- Work to do -
Keep the wording of each record exactly the same when you repeat it, and leave out pictures.

Data excerpts:
---*---
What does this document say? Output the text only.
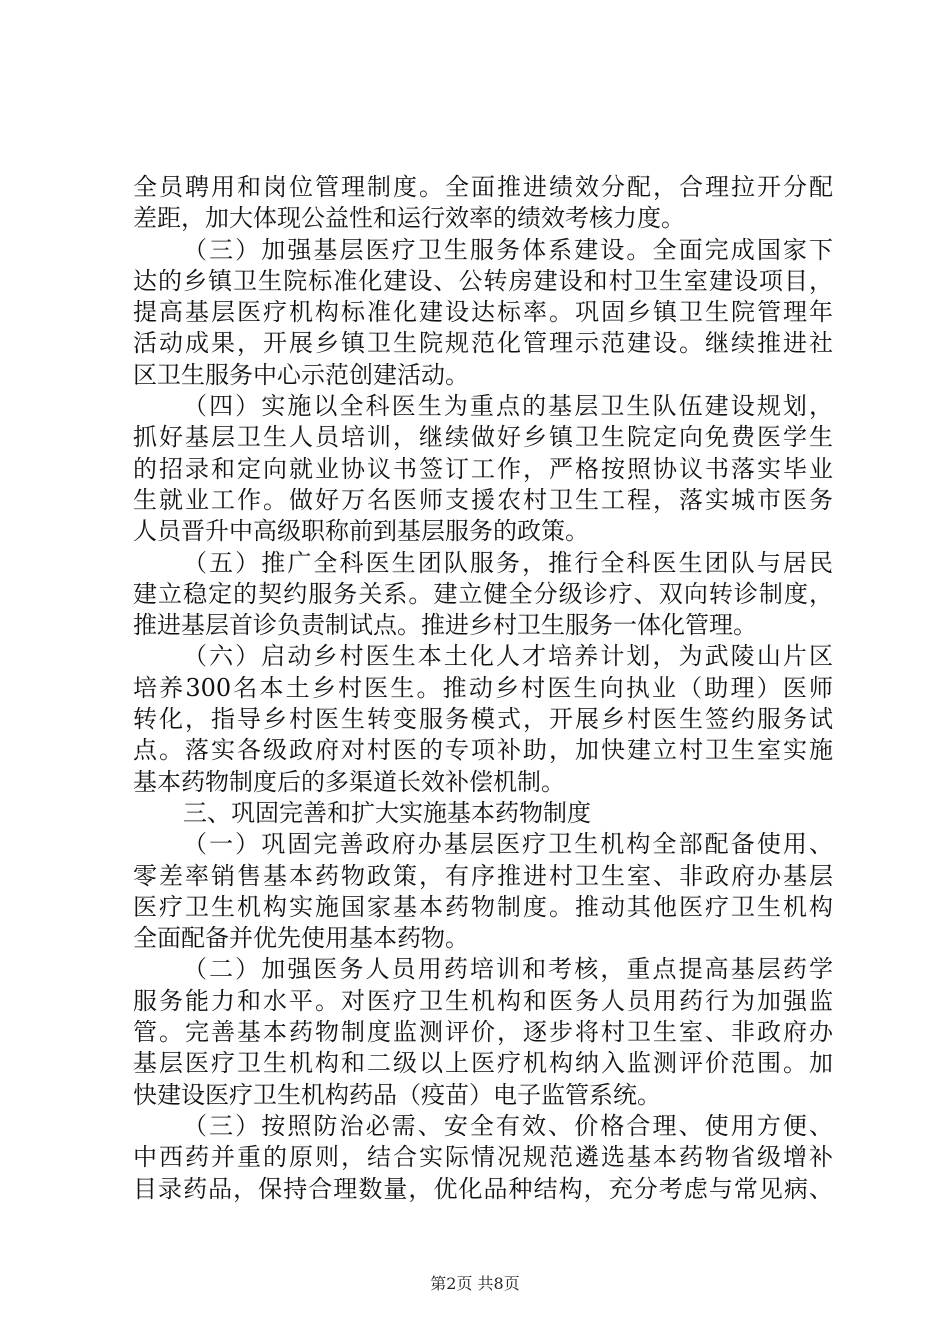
全员聘用和岗位管理制度。全面推进绩效分配，合理拉开分配
差距，加大体现公益性和运行效率的绩效考核力度。
（三）加强基层医疗卫生服务体系建设。全面完成国家下
达的乡镇卫生院标准化建设、公转房建设和村卫生室建设项目，
提高基层医疗机构标准化建设达标率。巩固乡镇卫生院管理年
活动成果，开展乡镇卫生院规范化管理示范建设。继续推进社
区卫生服务中心示范创建活动。
（四）实施以全科医生为重点的基层卫生队伍建设规划，
抓好基层卫生人员培训，继续做好乡镇卫生院定向免费医学生
的招录和定向就业协议书签订工作，严格按照协议书落实毕业
生就业工作。做好万名医师支援农村卫生工程，落实城市医务
人员晋升中高级职称前到基层服务的政策。
（五）推广全科医生团队服务，推行全科医生团队与居民
建立稳定的契约服务关系。建立健全分级诊疗、双向转诊制度，
推进基层首诊负责制试点。推进乡村卫生服务一体化管理。
（六）启动乡村医生本土化人才培养计划，为武陵山片区
培养300名本土乡村医生。推动乡村医生向执业（助理）医师
转化，指导乡村医生转变服务模式，开展乡村医生签约服务试
点。落实各级政府对村医的专项补助，加快建立村卫生室实施
基本药物制度后的多渠道长效补偿机制。
三、巩固完善和扩大实施基本药物制度
（一）巩固完善政府办基层医疗卫生机构全部配备使用、
零差率销售基本药物政策，有序推进村卫生室、非政府办基层
医疗卫生机构实施国家基本药物制度。推动其他医疗卫生机构
全面配备并优先使用基本药物。
（二）加强医务人员用药培训和考核，重点提高基层药学
服务能力和水平。对医疗卫生机构和医务人员用药行为加强监
管。完善基本药物制度监测评价，逐步将村卫生室、非政府办
基层医疗卫生机构和二级以上医疗机构纳入监测评价范围。加
快建设医疗卫生机构药品（疫苗）电子监管系统。
（三）按照防治必需、安全有效、价格合理、使用方便、
中西药并重的原则，结合实际情况规范遴选基本药物省级增补
目录药品，保持合理数量，优化品种结构，充分考虑与常见病、
第2页 共8页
---*---
- Problem solution -
What does this document say? Output the text only.
全员聘用和岗位管理制度。全面推进绩效分配，合理拉开分配
差距，加大体现公益性和运行效率的绩效考核力度。
（三）加强基层医疗卫生服务体系建设。全面完成国家下
达的乡镇卫生院标准化建设、公转房建设和村卫生室建设项目，
提高基层医疗机构标准化建设达标率。巩固乡镇卫生院管理年
活动成果，开展乡镇卫生院规范化管理示范建设。继续推进社
区卫生服务中心示范创建活动。
（四）实施以全科医生为重点的基层卫生队伍建设规划，
抓好基层卫生人员培训，继续做好乡镇卫生院定向免费医学生
的招录和定向就业协议书签订工作，严格按照协议书落实毕业
生就业工作。做好万名医师支援农村卫生工程，落实城市医务
人员晋升中高级职称前到基层服务的政策。
（五）推广全科医生团队服务，推行全科医生团队与居民
建立稳定的契约服务关系。建立健全分级诊疗、双向转诊制度，
推进基层首诊负责制试点。推进乡村卫生服务一体化管理。
（六）启动乡村医生本土化人才培养计划，为武陵山片区
培养300名本土乡村医生。推动乡村医生向执业（助理）医师
转化，指导乡村医生转变服务模式，开展乡村医生签约服务试
点。落实各级政府对村医的专项补助，加快建立村卫生室实施
基本药物制度后的多渠道长效补偿机制。
三、巩固完善和扩大实施基本药物制度
（一）巩固完善政府办基层医疗卫生机构全部配备使用、
零差率销售基本药物政策，有序推进村卫生室、非政府办基层
医疗卫生机构实施国家基本药物制度。推动其他医疗卫生机构
全面配备并优先使用基本药物。
（二）加强医务人员用药培训和考核，重点提高基层药学
服务能力和水平。对医疗卫生机构和医务人员用药行为加强监
管。完善基本药物制度监测评价，逐步将村卫生室、非政府办
基层医疗卫生机构和二级以上医疗机构纳入监测评价范围。加
快建设医疗卫生机构药品（疫苗）电子监管系统。
（三）按照防治必需、安全有效、价格合理、使用方便、
中西药并重的原则，结合实际情况规范遴选基本药物省级增补
目录药品，保持合理数量，优化品种结构，充分考虑与常见病、
第2页 共8页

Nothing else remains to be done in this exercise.